_What you should do_
Select the lines below containing the word "screenshot".

_Material_
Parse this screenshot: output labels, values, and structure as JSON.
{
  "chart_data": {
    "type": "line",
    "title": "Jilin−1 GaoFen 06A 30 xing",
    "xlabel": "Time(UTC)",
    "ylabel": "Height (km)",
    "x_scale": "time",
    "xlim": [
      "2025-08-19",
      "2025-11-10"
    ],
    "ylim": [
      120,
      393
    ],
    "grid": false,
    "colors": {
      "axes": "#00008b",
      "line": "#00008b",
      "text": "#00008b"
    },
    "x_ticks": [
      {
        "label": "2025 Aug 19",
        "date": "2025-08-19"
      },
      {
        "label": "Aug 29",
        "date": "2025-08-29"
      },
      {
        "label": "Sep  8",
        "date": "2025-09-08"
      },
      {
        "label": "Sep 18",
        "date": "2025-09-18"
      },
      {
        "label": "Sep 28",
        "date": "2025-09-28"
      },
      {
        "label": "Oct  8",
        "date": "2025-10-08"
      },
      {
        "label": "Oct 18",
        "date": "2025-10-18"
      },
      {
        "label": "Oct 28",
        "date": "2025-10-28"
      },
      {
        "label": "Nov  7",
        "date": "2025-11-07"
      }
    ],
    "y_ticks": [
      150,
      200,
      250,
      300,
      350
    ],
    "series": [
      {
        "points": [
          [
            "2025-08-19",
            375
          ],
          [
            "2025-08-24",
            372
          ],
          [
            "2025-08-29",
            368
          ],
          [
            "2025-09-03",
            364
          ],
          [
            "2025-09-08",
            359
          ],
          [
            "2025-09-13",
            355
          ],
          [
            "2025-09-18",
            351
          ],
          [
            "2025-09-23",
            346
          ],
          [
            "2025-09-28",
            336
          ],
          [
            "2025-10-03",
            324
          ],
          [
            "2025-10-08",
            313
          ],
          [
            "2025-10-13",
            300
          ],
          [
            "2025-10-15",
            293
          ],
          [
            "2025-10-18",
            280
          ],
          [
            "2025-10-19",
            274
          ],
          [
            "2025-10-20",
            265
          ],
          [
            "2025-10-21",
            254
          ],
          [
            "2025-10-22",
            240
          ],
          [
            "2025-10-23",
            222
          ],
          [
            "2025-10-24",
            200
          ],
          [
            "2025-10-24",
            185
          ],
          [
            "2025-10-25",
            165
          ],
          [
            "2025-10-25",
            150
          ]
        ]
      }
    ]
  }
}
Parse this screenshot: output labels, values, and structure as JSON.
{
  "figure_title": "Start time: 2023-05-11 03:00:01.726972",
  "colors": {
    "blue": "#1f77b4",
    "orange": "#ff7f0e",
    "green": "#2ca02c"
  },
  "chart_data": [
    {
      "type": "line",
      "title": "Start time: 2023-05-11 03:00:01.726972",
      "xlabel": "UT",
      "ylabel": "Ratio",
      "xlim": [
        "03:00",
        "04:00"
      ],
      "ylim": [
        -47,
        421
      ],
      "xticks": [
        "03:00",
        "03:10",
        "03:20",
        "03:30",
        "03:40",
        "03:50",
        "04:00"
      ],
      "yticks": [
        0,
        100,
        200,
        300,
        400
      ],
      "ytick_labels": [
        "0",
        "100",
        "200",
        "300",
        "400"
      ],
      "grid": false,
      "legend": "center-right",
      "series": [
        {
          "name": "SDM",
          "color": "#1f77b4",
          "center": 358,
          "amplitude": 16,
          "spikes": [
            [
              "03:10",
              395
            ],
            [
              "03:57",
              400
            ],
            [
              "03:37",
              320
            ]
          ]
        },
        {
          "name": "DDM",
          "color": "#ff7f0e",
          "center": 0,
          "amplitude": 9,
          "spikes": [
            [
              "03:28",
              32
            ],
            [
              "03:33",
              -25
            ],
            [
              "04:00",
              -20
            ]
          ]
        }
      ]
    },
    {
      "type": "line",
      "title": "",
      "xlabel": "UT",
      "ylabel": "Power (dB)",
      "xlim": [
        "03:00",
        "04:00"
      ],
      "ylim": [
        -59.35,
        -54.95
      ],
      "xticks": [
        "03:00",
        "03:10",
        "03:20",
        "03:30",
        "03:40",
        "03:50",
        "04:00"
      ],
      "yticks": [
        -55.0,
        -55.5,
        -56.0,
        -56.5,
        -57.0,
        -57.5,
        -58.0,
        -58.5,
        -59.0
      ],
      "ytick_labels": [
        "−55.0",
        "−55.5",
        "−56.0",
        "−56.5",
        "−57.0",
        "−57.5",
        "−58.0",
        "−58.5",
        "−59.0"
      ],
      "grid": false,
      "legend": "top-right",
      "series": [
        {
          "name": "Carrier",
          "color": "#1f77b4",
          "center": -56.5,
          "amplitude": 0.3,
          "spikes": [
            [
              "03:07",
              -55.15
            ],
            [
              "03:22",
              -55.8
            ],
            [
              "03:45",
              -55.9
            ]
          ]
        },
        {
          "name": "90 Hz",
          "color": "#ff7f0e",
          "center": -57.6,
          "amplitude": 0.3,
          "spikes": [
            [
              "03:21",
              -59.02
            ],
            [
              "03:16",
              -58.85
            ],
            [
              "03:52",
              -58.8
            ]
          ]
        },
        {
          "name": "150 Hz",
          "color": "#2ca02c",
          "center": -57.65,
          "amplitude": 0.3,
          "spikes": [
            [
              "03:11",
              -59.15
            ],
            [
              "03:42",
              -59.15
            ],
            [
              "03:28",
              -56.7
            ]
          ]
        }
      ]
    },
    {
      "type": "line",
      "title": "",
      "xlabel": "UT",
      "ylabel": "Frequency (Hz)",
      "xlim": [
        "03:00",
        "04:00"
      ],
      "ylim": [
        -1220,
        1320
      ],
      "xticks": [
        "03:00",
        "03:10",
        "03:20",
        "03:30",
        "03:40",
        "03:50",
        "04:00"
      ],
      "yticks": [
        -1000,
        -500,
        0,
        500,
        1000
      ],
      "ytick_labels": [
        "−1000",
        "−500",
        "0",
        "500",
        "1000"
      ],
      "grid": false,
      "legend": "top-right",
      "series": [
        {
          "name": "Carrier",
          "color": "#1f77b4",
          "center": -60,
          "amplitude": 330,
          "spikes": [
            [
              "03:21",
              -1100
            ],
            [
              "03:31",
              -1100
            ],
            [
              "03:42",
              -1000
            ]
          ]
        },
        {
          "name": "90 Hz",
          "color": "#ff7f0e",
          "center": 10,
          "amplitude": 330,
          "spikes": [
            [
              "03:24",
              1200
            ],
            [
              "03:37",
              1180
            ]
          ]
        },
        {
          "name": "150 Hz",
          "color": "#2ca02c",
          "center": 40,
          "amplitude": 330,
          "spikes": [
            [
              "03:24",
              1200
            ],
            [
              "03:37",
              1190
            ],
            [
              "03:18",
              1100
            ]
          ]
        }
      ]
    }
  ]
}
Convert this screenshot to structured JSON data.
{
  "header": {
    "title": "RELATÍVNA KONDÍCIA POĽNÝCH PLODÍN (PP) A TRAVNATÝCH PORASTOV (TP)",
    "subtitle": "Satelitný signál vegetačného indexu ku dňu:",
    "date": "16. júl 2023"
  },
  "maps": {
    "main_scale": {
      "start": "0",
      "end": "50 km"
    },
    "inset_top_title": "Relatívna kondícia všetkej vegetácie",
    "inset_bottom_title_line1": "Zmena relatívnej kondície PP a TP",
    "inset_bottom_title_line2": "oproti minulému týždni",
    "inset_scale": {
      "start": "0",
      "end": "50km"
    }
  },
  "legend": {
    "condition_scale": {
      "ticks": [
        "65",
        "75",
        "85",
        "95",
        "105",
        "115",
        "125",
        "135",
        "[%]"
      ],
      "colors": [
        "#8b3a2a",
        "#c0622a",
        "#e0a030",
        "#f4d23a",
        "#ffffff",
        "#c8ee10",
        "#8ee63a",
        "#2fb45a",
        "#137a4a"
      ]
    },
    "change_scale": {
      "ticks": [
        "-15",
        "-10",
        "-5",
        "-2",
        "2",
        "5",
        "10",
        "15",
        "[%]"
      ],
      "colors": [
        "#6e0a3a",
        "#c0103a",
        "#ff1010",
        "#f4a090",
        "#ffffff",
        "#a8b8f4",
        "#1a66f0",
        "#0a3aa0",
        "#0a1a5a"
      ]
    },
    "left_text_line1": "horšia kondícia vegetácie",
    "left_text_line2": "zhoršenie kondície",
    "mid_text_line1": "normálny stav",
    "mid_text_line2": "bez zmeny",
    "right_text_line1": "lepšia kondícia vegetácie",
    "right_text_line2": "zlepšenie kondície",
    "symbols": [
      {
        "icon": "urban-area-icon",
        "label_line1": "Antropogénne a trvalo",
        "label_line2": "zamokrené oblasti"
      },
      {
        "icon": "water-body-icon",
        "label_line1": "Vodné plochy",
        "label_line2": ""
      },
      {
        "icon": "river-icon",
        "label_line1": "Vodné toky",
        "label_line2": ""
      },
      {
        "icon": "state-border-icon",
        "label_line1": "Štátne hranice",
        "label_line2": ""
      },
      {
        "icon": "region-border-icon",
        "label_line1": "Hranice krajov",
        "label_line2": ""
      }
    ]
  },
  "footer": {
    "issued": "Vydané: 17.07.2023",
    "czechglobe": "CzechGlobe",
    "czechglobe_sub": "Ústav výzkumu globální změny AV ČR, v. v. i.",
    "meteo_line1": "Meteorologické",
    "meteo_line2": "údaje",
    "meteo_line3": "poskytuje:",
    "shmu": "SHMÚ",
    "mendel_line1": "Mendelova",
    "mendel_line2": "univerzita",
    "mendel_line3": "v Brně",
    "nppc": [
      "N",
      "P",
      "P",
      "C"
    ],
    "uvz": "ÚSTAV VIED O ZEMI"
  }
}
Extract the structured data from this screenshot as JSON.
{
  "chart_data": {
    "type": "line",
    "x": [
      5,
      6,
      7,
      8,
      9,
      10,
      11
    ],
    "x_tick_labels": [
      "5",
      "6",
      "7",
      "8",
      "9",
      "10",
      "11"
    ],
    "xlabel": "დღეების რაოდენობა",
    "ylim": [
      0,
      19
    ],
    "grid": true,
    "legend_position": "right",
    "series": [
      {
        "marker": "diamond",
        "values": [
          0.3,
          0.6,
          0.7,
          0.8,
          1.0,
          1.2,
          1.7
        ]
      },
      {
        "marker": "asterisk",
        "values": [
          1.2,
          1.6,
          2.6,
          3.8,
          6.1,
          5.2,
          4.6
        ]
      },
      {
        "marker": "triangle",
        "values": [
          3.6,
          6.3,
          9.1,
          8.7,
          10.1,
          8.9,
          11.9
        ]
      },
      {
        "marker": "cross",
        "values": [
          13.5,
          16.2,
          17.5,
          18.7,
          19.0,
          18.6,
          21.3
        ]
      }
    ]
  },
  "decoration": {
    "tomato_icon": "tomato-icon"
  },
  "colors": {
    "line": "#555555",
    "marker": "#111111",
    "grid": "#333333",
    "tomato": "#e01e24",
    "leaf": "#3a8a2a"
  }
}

_Response to this task_
Parse this screenshot: output labels, values, and structure as JSON.
Parse this screenshot: output labels, values, and structure as JSON.
Convert this screenshot to structured JSON data.
Extract the structured data from this screenshot as JSON.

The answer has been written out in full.